SHORT PROBLEM
List every line in the entries below that contains the string "view", matching case exactly.

┌──

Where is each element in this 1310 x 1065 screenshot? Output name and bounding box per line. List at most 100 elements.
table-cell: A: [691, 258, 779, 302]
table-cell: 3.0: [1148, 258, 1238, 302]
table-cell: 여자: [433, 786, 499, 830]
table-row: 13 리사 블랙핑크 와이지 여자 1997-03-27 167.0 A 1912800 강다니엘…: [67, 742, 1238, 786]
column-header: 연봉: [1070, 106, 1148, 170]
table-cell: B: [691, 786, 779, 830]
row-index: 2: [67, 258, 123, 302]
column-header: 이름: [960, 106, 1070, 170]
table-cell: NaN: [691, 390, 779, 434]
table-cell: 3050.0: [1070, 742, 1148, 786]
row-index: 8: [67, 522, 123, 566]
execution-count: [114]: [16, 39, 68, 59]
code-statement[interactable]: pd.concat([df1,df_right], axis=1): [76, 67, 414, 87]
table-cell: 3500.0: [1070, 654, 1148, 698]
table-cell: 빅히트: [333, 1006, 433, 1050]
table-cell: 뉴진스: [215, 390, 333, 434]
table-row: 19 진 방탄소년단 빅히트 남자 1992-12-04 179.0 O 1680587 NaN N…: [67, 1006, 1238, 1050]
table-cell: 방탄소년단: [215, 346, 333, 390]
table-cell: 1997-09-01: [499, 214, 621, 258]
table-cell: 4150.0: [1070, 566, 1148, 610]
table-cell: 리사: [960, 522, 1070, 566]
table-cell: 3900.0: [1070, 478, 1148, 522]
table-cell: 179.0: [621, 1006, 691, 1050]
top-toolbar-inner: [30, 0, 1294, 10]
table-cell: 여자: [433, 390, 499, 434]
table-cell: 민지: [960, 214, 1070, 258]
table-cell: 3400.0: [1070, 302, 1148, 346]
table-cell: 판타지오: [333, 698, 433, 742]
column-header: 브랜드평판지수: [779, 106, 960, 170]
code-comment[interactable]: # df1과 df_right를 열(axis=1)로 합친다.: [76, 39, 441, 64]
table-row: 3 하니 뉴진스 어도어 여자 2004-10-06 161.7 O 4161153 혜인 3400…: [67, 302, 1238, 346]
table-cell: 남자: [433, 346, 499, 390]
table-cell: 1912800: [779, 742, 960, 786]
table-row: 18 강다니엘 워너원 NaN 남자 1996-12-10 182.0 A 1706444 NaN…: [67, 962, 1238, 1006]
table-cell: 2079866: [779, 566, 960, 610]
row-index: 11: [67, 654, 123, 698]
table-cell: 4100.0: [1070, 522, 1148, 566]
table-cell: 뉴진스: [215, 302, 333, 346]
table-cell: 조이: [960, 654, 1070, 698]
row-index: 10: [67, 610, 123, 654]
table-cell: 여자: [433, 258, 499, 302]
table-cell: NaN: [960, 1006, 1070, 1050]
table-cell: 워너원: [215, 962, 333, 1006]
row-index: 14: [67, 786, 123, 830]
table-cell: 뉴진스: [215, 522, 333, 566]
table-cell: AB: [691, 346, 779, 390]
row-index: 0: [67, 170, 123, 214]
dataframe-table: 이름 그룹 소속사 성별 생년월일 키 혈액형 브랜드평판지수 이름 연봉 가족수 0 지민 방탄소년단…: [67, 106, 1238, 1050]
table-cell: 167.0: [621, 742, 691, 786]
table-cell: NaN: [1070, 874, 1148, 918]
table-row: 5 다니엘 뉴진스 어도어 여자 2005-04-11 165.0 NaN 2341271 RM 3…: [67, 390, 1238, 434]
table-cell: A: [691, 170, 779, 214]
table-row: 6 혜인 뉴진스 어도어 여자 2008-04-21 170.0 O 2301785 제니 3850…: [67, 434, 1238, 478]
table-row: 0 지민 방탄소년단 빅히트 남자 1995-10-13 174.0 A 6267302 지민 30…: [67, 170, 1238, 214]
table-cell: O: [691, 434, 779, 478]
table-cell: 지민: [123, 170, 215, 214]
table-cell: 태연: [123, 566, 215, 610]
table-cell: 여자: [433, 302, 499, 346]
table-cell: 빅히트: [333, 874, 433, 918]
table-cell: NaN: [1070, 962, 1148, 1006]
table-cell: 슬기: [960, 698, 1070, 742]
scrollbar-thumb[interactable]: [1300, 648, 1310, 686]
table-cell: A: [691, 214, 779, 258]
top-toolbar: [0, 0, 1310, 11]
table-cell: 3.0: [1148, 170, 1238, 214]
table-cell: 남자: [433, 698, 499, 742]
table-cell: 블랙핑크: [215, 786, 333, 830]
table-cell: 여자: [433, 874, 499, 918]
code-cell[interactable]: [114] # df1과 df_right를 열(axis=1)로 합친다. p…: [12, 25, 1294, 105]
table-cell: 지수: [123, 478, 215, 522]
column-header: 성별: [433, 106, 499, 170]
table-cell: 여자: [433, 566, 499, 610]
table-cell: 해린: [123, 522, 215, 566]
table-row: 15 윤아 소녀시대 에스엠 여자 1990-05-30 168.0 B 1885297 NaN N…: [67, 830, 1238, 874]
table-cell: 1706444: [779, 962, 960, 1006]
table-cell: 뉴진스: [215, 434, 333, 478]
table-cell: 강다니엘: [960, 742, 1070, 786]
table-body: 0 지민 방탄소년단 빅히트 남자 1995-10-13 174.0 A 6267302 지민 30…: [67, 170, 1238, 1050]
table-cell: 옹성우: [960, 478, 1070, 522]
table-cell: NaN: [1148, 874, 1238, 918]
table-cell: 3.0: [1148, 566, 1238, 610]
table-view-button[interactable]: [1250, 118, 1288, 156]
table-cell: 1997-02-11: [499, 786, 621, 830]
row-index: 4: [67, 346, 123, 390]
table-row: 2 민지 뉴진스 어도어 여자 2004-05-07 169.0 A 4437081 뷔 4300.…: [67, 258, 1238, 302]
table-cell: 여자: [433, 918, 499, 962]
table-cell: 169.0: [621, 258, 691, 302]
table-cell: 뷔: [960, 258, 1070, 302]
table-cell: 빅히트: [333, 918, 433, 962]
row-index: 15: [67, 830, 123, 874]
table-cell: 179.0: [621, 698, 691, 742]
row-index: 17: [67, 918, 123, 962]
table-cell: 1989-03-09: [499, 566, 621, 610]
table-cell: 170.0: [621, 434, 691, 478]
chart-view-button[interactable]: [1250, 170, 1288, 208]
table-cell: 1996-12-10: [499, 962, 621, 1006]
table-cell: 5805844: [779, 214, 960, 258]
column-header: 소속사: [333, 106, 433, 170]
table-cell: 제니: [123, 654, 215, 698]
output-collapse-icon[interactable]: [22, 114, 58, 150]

└──

FINISHED TASK
table-view-button[interactable]: [1250, 118, 1288, 156]
chart-view-button[interactable]: [1250, 170, 1288, 208]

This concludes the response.